> _Given instruction_
Leave out the pictures and reproduce all of the data exactly.
======== Entries shown ========
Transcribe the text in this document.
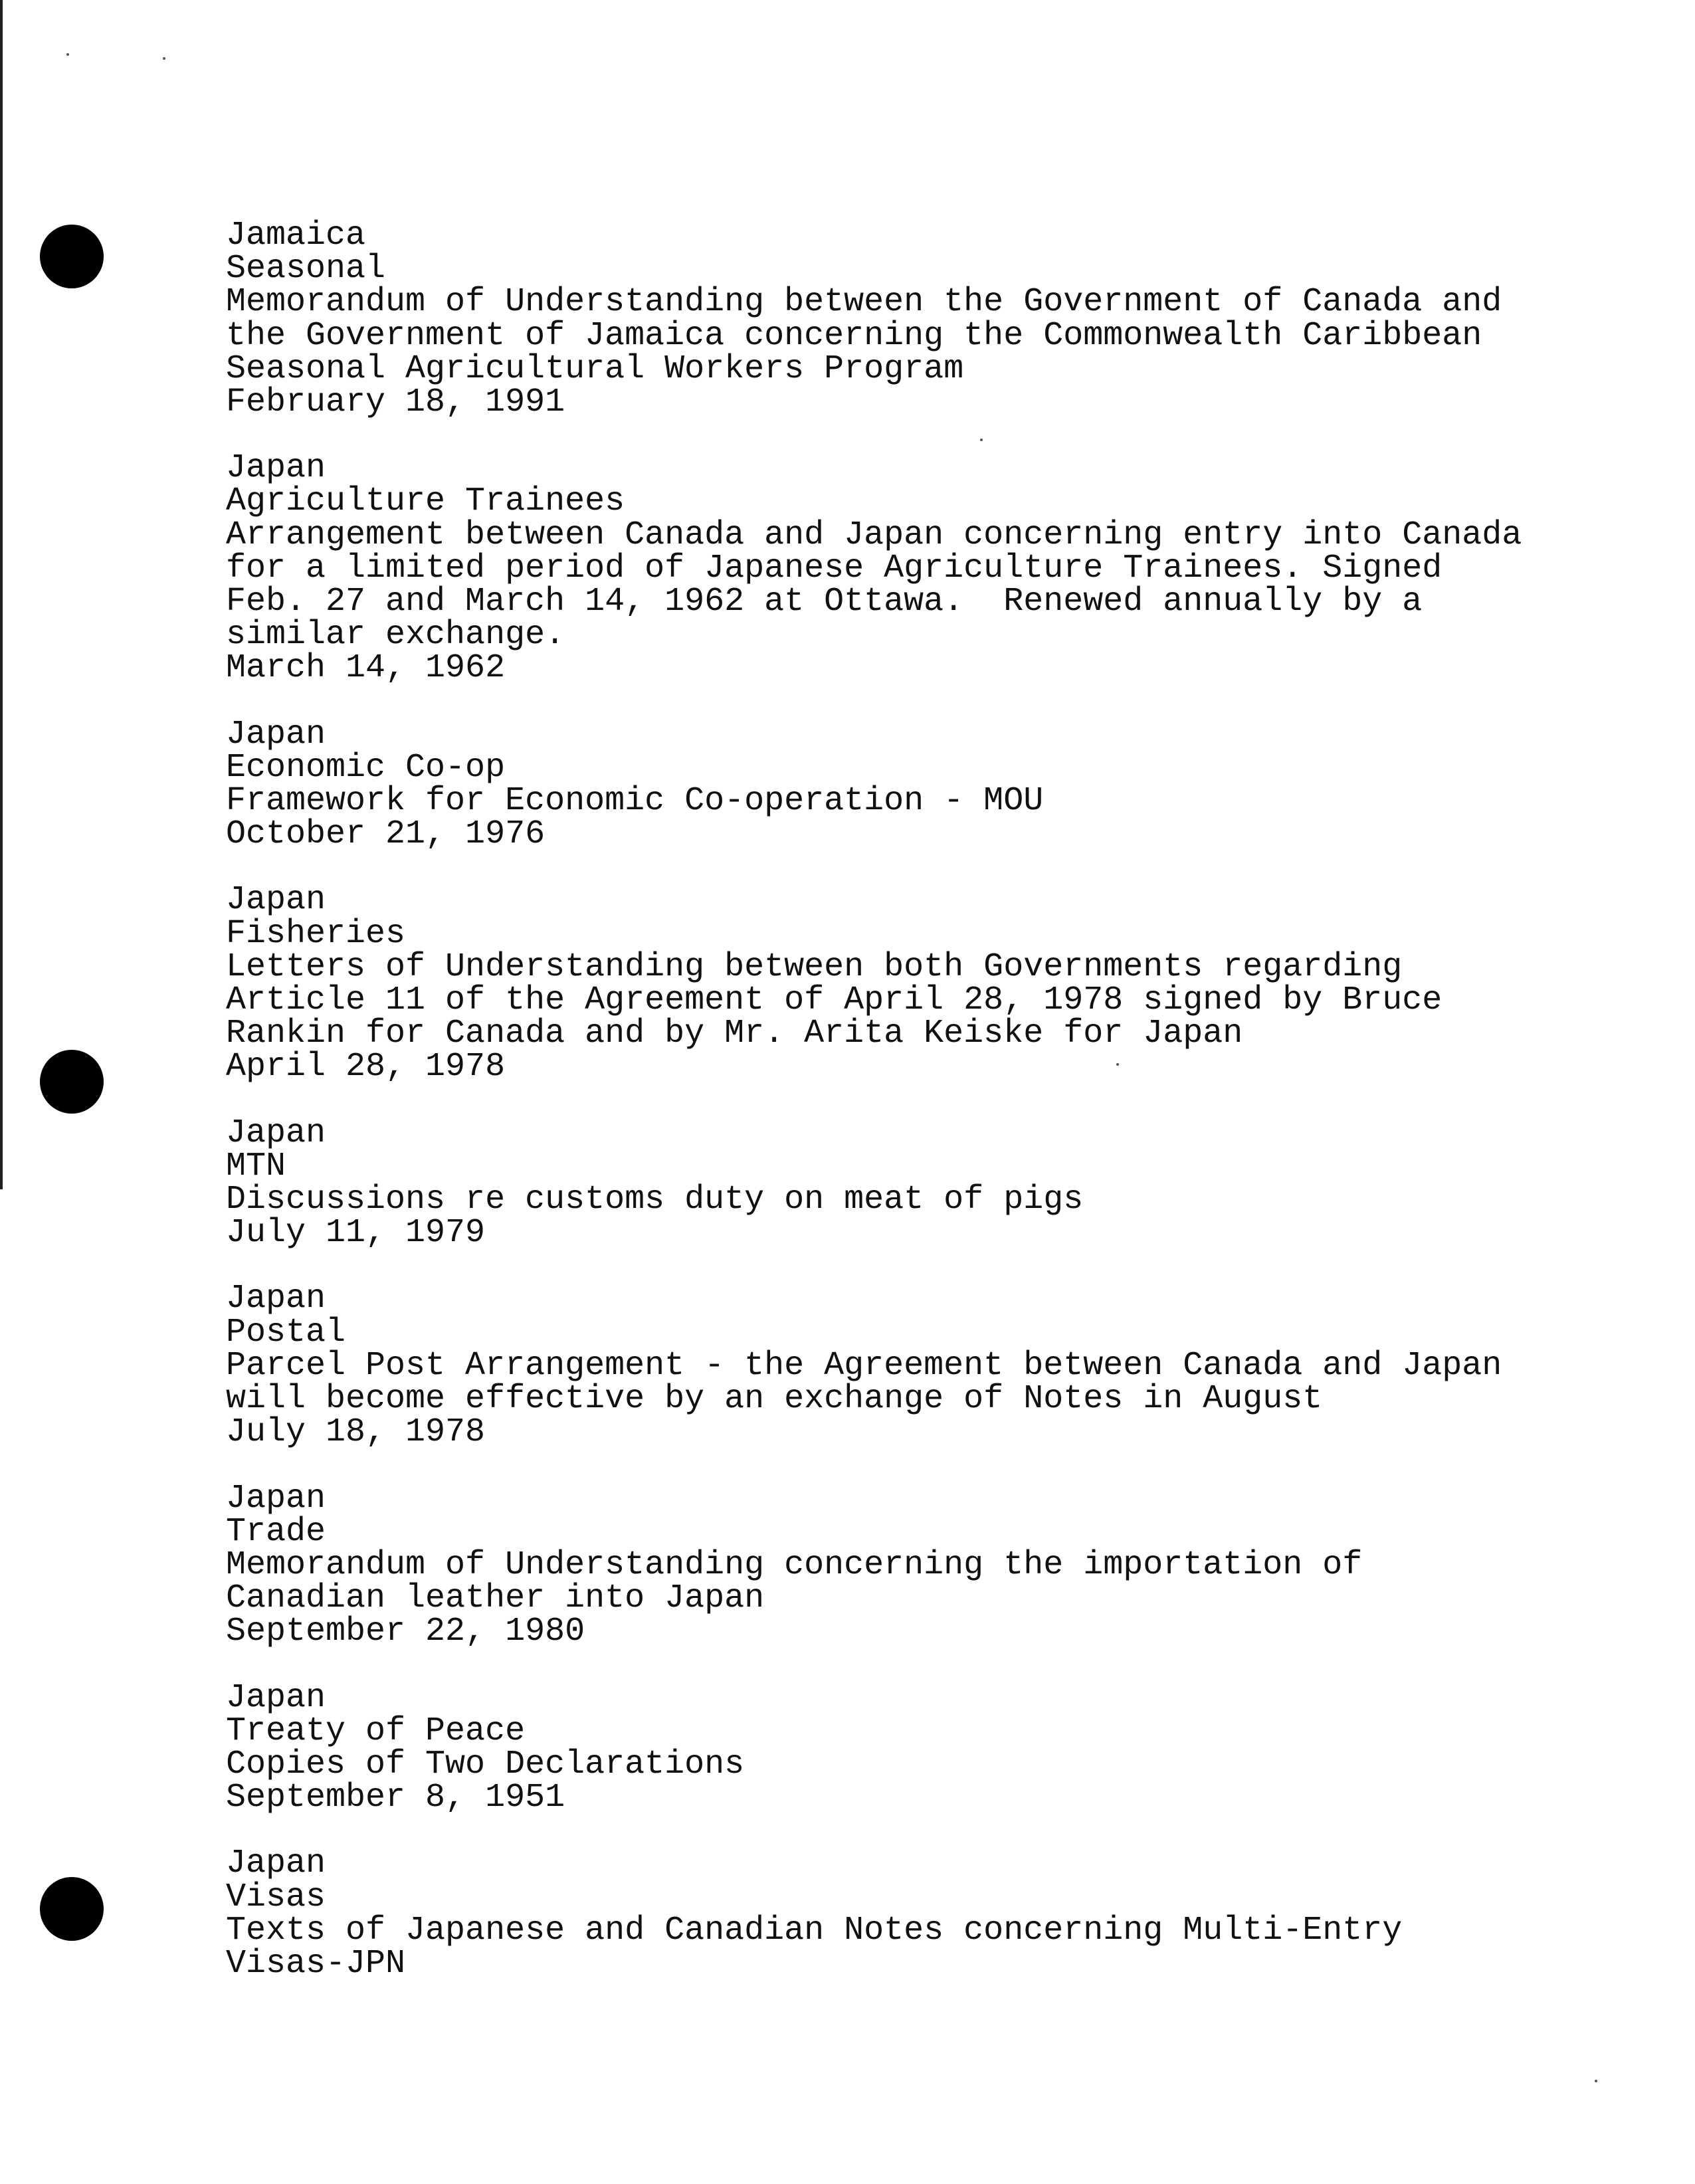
Jamaica
Seasonal
Memorandum of Understanding between the Government of Canada and
the Government of Jamaica concerning the Commonwealth Caribbean
Seasonal Agricultural Workers Program
February 18, 1991
Japan
Agriculture Trainees
Arrangement between Canada and Japan concerning entry into Canada
for a limited period of Japanese Agriculture Trainees. Signed
Feb. 27 and March 14, 1962 at Ottawa.  Renewed annually by a
similar exchange.
March 14, 1962
Japan
Economic Co-op
Framework for Economic Co-operation - MOU
October 21, 1976
Japan
Fisheries
Letters of Understanding between both Governments regarding
Article 11 of the Agreement of April 28, 1978 signed by Bruce
Rankin for Canada and by Mr. Arita Keiske for Japan
April 28, 1978
Japan
MTN
Discussions re customs duty on meat of pigs
July 11, 1979
Japan
Postal
Parcel Post Arrangement - the Agreement between Canada and Japan
will become effective by an exchange of Notes in August
July 18, 1978
Japan
Trade
Memorandum of Understanding concerning the importation of
Canadian leather into Japan
September 22, 1980
Japan
Treaty of Peace
Copies of Two Declarations
September 8, 1951
Japan
Visas
Texts of Japanese and Canadian Notes concerning Multi-Entry
Visas-JPN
========
> _The output_
Transcribe the text in this document.
Jamaica
Seasonal
Memorandum of Understanding between the Government of Canada and
the Government of Jamaica concerning the Commonwealth Caribbean
Seasonal Agricultural Workers Program
February 18, 1991
Japan
Agriculture Trainees
Arrangement between Canada and Japan concerning entry into Canada
for a limited period of Japanese Agriculture Trainees. Signed
Feb. 27 and March 14, 1962 at Ottawa.  Renewed annually by a
similar exchange.
March 14, 1962
Japan
Economic Co-op
Framework for Economic Co-operation - MOU
October 21, 1976
Japan
Fisheries
Letters of Understanding between both Governments regarding
Article 11 of the Agreement of April 28, 1978 signed by Bruce
Rankin for Canada and by Mr. Arita Keiske for Japan
April 28, 1978
Japan
MTN
Discussions re customs duty on meat of pigs
July 11, 1979
Japan
Postal
Parcel Post Arrangement - the Agreement between Canada and Japan
will become effective by an exchange of Notes in August
July 18, 1978
Japan
Trade
Memorandum of Understanding concerning the importation of
Canadian leather into Japan
September 22, 1980
Japan
Treaty of Peace
Copies of Two Declarations
September 8, 1951
Japan
Visas
Texts of Japanese and Canadian Notes concerning Multi-Entry
Visas-JPN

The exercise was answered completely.